# PROVIDED PASSAGE:
=== Section Start ===

BONUS TRACKS: Justin Townes Earle and Loretta’s Rear View Mirror
In the days after Justin Townes Earle died last summer, his friends and fellow artists shared their memories and appreciation for the singer-songwriter, giving us a fuller picture of who he was, beyond the music. But a new article from Rolling Stone really digs in, shedding light on his final days and the pain he carried around for much of his life. It’s a tough read, but a good one, and a worthy way to remember Earle and the music he created.
In news from some national treasures, Loretta Lynn shared a snap of herself in the car after getting her first COVID-19 vaccine dose. “I’m sure glad to get it and am sure ready to put Covid in the rear view mirror!” she wrote on Instagram. We’re sure glad you took that step to stay safe, Loretta. No word yet on whether Dolly Parton has gotten vaccinated yet, but since she donated $1 million toward the Moderna version, one hopes she gets a primo spot in line. And she’s definitely eligible: Parton turned 75 on Tuesday and celebrated with a “call for kindness” on her social media.

=== Section End ===

# STORED DATA:
=== Section Start ===

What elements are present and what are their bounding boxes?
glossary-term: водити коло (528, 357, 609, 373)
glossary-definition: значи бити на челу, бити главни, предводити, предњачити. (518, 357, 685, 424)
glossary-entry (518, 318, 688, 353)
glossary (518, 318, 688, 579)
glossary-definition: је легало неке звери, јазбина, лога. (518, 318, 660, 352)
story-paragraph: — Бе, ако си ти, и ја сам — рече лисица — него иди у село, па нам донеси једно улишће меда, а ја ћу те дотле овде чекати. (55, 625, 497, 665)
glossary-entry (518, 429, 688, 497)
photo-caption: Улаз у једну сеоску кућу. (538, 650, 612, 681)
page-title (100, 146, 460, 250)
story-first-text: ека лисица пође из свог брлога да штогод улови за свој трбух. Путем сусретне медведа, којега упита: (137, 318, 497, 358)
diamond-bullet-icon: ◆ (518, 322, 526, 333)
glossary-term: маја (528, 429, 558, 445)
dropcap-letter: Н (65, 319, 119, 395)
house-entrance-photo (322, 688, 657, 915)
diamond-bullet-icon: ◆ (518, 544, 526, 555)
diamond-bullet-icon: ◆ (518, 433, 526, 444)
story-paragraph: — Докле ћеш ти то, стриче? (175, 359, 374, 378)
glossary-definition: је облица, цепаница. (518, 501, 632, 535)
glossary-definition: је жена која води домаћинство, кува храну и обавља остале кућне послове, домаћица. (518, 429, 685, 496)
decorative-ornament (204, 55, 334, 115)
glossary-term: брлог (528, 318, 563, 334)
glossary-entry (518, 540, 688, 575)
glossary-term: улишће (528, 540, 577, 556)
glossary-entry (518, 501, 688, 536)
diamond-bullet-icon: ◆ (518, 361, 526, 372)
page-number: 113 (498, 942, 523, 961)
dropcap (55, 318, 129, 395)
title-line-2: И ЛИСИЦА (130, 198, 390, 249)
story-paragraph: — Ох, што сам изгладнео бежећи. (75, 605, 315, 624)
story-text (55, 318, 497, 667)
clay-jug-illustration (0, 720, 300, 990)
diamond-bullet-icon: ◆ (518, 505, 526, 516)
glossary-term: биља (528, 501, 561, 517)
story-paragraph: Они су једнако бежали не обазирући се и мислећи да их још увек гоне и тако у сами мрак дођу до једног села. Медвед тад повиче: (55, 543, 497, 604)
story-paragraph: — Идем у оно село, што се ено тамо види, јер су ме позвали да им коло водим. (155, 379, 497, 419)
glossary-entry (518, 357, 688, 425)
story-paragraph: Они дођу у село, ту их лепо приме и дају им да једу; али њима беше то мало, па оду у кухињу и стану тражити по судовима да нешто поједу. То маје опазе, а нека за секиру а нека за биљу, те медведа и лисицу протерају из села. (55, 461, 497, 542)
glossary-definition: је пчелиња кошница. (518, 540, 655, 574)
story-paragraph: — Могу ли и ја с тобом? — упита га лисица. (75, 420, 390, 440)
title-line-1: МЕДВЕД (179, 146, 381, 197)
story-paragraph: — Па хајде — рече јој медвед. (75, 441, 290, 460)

=== Section End ===

# PARTS OF THE EXERCISE:
1 > Translate this sentence from the music news roundup into Spanish: "It’s a tough read, but a good one, and a worthy way to remember Earle and the music he created."
2 > Extend the music news roundup about Justin Townes Earle and Loretta Lynn, picking up after its last sentence.
The records have no connection to the music news roundup.

# TASK-BY-TASK ANSWERS:
1 > Es una lectura dura, pero buena, y una forma digna de recordar a Earle y la música que creó.

2 >
We were sad to hear about the sudden passing of Jason “Rowdy” Cope, a co-founder of Southern rock band The Steel Woods. Earlier in his career, Cope played alongside Jamey Johnson and Brett Cobb, and as a session player appeared on albums from Lindi Ortega and The Secret Sisters. The Steel Woods, which had recently finished recording their third album, announced Cope’s death last weekend on social media. A cause has not been reported.
Phil Spector, architect of pop music’s “Wall of Sound,” died in prison this week at age 81. His murder conviction, along with the horrific stories that have emerged about his treatment of women and children in his life, make it hard to mourn the man, even as it’s impossible not to appreciate the music he produced, including John Lennon’s Imagine, The Ronettes’ “Be My Baby,” and The Righteous Brothers’ “You’ve Lost That Lovin’ Feeling.” How do we separate the music from the horrific person that had a hand in it? As music fans, we’re forced to grapple with that time and again, and there’s no real right answer. But here’s one take in Consequence of Sound by frequent ND contributor Jim Shahen.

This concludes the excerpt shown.